Figure content listings
::::

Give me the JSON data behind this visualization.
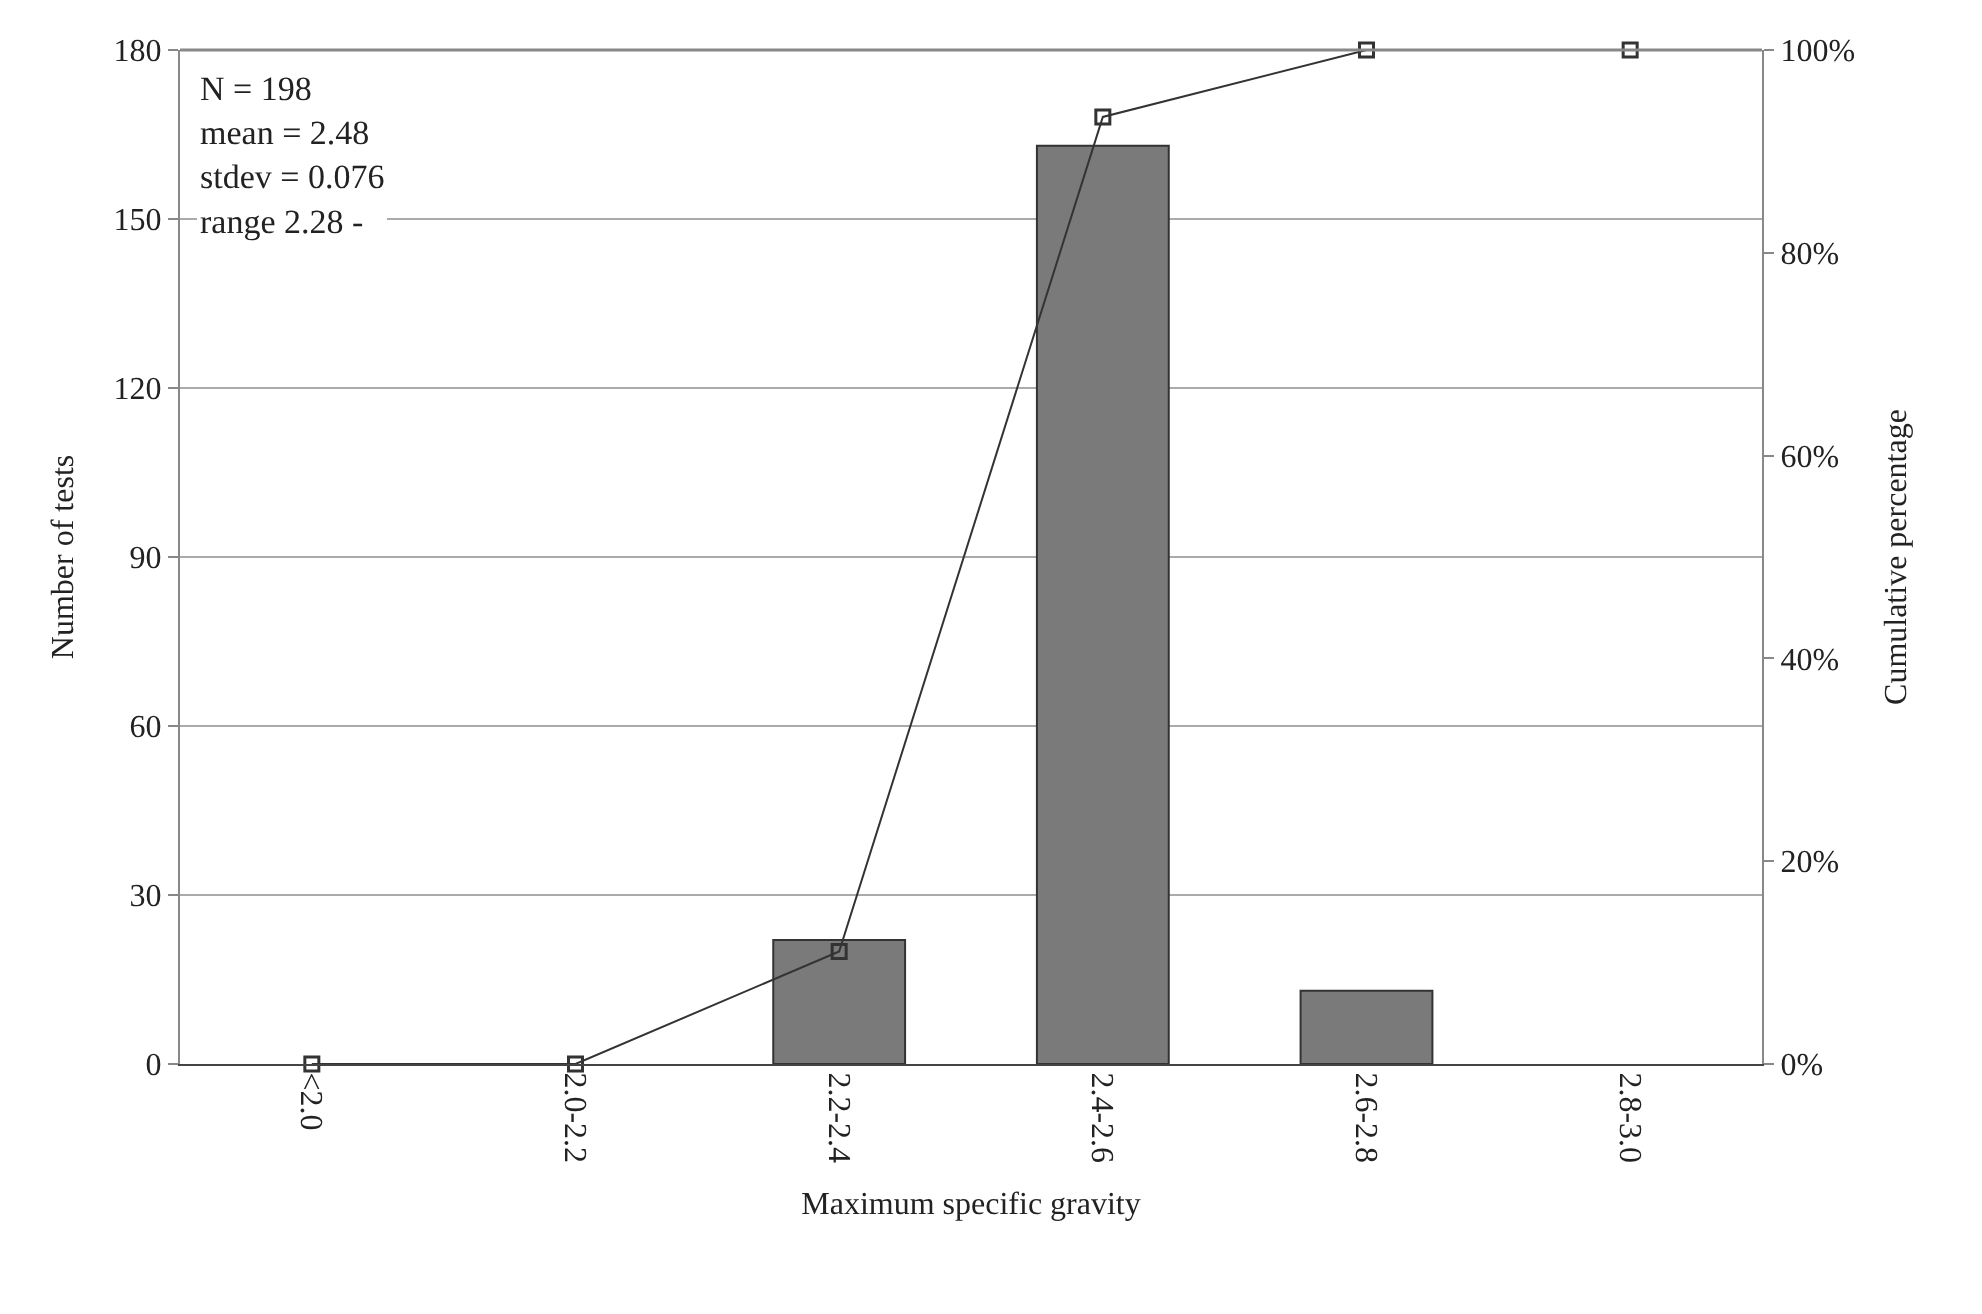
{
  "chart_data": {
    "type": "bar",
    "xlabel": "Maximum specific gravity",
    "ylabel": "Number of tests",
    "y2label": "Cumulative percentage",
    "categories": [
      "<2.0",
      "2.0-2.2",
      "2.2-2.4",
      "2.4-2.6",
      "2.6-2.8",
      "2.8-3.0"
    ],
    "series": [
      {
        "color": "#7a7a7a",
        "values": [
          0,
          0,
          22,
          163,
          13,
          0
        ]
      },
      {
        "type": "line",
        "axis": "y2",
        "color": "#333333",
        "marker": "square",
        "values": [
          0,
          0,
          11.1,
          93.4,
          100,
          100
        ]
      }
    ],
    "ylim": [
      0,
      180
    ],
    "yticks": [
      0,
      30,
      60,
      90,
      120,
      150,
      180
    ],
    "y2lim": [
      0,
      100
    ],
    "y2ticks": [
      {
        "value": 0,
        "label": "0%"
      },
      {
        "value": 20,
        "label": "20%"
      },
      {
        "value": 40,
        "label": "40%"
      },
      {
        "value": 60,
        "label": "60%"
      },
      {
        "value": 80,
        "label": "80%"
      },
      {
        "value": 100,
        "label": "100%"
      }
    ],
    "grid": "y",
    "annotations": [
      "N = 198\nmean = 2.48\nstdev = 0.076\nrange 2.28 -"
    ]
  }
}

::::

**TASK TO COMPLETE**
Output every entry verbatim. Pictures do not belong in the copy.

**RESULT OF THIS TASK**
Give me the JSON data behind this visualization.
{
  "chart_data": {
    "type": "bar",
    "xlabel": "Maximum specific gravity",
    "ylabel": "Number of tests",
    "y2label": "Cumulative percentage",
    "categories": [
      "<2.0",
      "2.0-2.2",
      "2.2-2.4",
      "2.4-2.6",
      "2.6-2.8",
      "2.8-3.0"
    ],
    "series": [
      {
        "color": "#7a7a7a",
        "values": [
          0,
          0,
          22,
          163,
          13,
          0
        ]
      },
      {
        "type": "line",
        "axis": "y2",
        "color": "#333333",
        "marker": "square",
        "values": [
          0,
          0,
          11.1,
          93.4,
          100,
          100
        ]
      }
    ],
    "ylim": [
      0,
      180
    ],
    "yticks": [
      0,
      30,
      60,
      90,
      120,
      150,
      180
    ],
    "y2lim": [
      0,
      100
    ],
    "y2ticks": [
      {
        "value": 0,
        "label": "0%"
      },
      {
        "value": 20,
        "label": "20%"
      },
      {
        "value": 40,
        "label": "40%"
      },
      {
        "value": 60,
        "label": "60%"
      },
      {
        "value": 80,
        "label": "80%"
      },
      {
        "value": 100,
        "label": "100%"
      }
    ],
    "grid": "y",
    "annotations": [
      "N = 198\nmean = 2.48\nstdev = 0.076\nrange 2.28 -"
    ]
  }
}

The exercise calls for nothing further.